# SHORT PROBLEM
Find the lines below that contain the string "Puntos". Copy each one.

# DATA SHOWN
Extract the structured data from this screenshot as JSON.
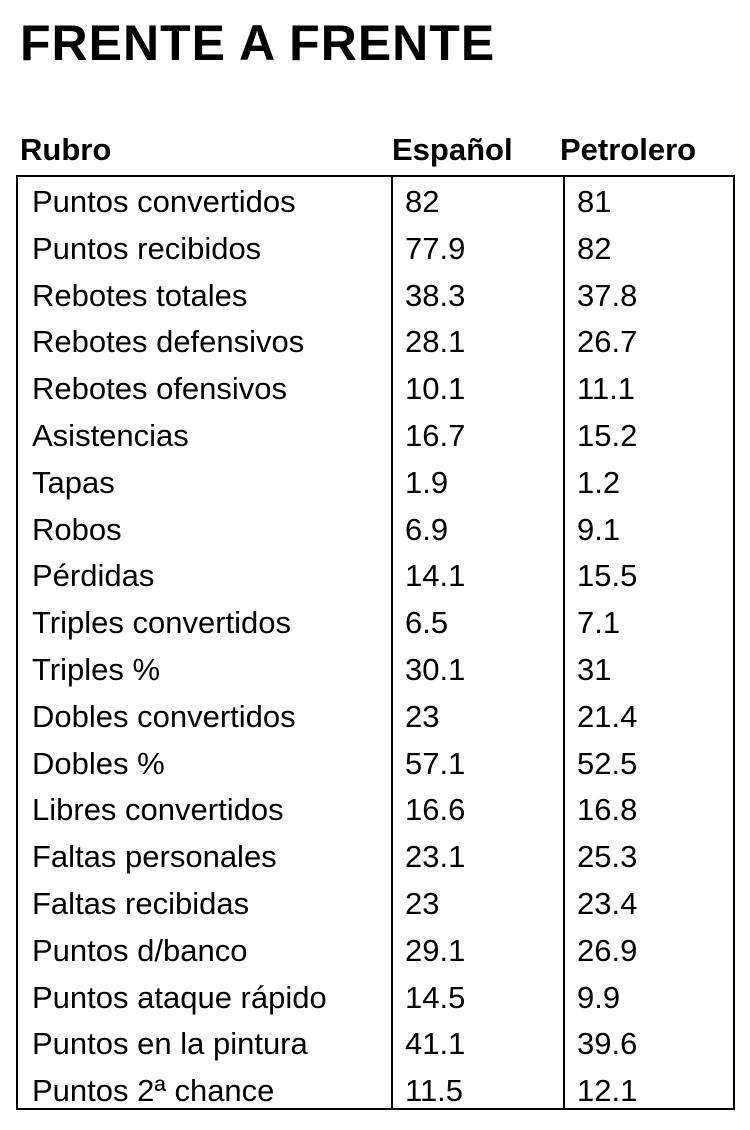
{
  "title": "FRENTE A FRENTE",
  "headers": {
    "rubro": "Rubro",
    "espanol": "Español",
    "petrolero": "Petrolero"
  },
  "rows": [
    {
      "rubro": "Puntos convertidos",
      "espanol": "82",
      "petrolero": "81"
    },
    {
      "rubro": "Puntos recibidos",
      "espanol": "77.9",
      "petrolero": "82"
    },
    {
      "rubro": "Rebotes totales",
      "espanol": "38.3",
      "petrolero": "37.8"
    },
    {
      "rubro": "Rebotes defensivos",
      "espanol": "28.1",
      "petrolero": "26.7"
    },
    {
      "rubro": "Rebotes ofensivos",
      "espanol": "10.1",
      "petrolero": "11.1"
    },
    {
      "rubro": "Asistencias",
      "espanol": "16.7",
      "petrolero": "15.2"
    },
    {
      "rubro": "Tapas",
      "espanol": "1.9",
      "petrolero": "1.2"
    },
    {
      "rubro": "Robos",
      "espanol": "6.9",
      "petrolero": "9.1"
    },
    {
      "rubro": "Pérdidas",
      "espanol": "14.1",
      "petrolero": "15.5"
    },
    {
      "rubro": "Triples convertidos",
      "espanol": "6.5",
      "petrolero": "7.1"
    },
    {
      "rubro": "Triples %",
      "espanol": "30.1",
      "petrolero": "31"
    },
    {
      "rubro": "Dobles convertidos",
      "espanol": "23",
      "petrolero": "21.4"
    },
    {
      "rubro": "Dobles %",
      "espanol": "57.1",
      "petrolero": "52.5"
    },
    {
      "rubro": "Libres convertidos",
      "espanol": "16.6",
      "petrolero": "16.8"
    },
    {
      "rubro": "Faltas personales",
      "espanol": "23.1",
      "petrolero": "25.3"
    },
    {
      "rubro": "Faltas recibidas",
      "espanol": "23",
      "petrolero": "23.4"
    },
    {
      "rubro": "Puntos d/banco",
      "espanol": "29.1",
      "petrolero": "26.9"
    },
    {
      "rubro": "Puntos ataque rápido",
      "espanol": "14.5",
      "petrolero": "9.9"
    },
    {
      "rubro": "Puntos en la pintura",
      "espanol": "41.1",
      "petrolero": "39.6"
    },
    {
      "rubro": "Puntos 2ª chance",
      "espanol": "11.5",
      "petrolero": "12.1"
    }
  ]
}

# RESPONSE TO THE TASK
      "rubro": "Puntos convertidos",
      "rubro": "Puntos recibidos",
      "rubro": "Puntos d/banco",
      "rubro": "Puntos ataque rápido",
      "rubro": "Puntos en la pintura",
      "rubro": "Puntos 2ª chance",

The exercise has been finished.